THE REQUEST: Every record should be repeated exactly, except that pictures are left out.

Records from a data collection
********

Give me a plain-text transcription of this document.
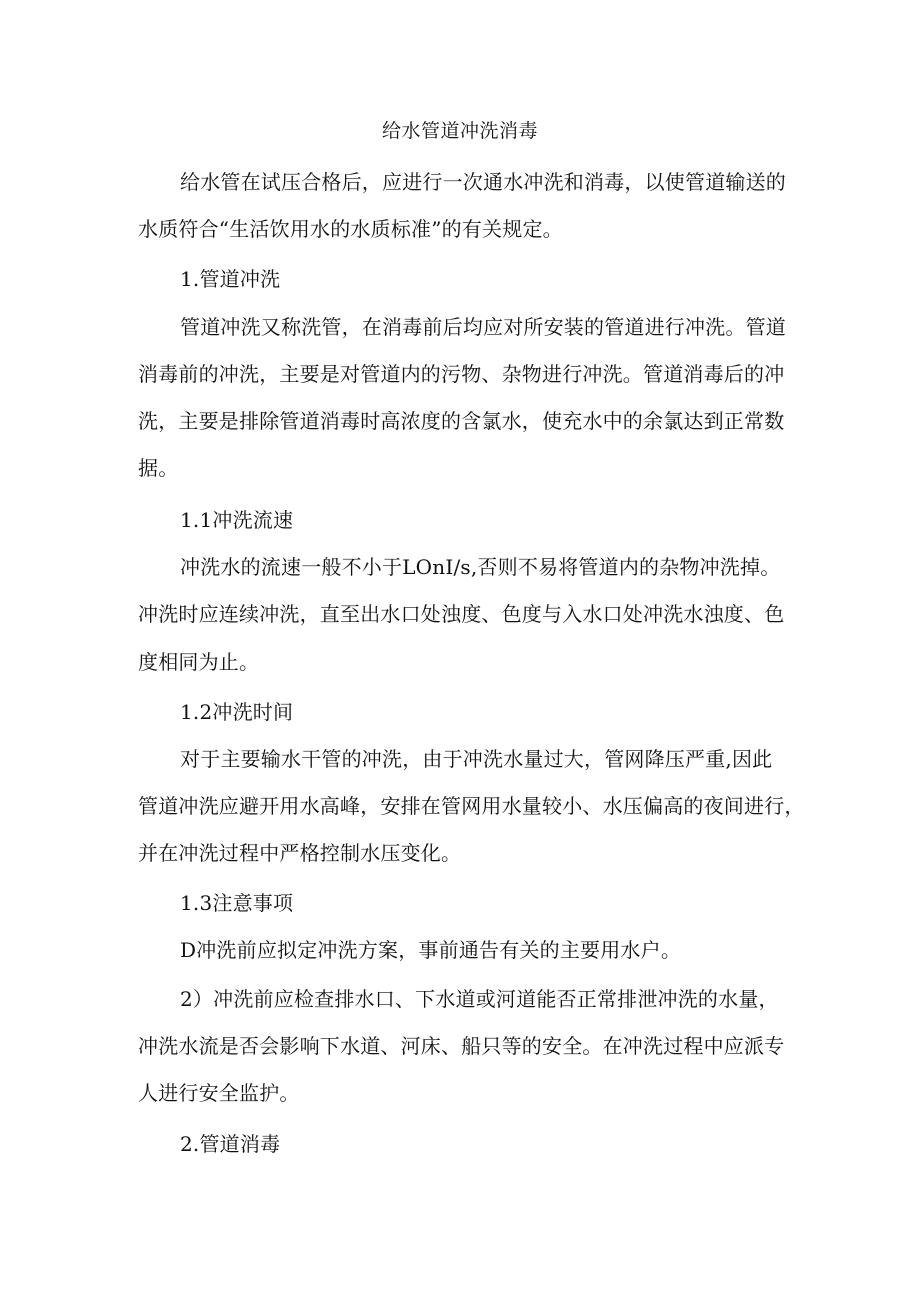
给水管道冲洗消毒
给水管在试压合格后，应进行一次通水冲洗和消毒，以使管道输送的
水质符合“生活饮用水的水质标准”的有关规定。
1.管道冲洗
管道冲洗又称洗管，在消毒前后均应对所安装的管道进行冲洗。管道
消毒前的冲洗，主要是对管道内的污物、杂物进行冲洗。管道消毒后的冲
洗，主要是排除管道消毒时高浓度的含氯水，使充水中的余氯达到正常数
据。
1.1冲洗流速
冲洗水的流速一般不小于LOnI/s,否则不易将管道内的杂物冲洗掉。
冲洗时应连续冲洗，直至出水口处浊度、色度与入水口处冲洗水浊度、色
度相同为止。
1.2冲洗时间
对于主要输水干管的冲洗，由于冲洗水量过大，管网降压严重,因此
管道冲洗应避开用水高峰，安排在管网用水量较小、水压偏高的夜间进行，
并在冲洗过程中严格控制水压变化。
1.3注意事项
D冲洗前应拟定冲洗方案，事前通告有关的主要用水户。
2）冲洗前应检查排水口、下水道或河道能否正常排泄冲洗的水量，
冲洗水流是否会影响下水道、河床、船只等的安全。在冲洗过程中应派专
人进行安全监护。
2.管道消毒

********

EXERCISE SOLUTION:
Give me a plain-text transcription of this document.
给水管道冲洗消毒
给水管在试压合格后，应进行一次通水冲洗和消毒，以使管道输送的
水质符合“生活饮用水的水质标准”的有关规定。
1.管道冲洗
管道冲洗又称洗管，在消毒前后均应对所安装的管道进行冲洗。管道
消毒前的冲洗，主要是对管道内的污物、杂物进行冲洗。管道消毒后的冲
洗，主要是排除管道消毒时高浓度的含氯水，使充水中的余氯达到正常数
据。
1.1冲洗流速
冲洗水的流速一般不小于LOnI/s,否则不易将管道内的杂物冲洗掉。
冲洗时应连续冲洗，直至出水口处浊度、色度与入水口处冲洗水浊度、色
度相同为止。
1.2冲洗时间
对于主要输水干管的冲洗，由于冲洗水量过大，管网降压严重,因此
管道冲洗应避开用水高峰，安排在管网用水量较小、水压偏高的夜间进行，
并在冲洗过程中严格控制水压变化。
1.3注意事项
D冲洗前应拟定冲洗方案，事前通告有关的主要用水户。
2）冲洗前应检查排水口、下水道或河道能否正常排泄冲洗的水量，
冲洗水流是否会影响下水道、河床、船只等的安全。在冲洗过程中应派专
人进行安全监护。
2.管道消毒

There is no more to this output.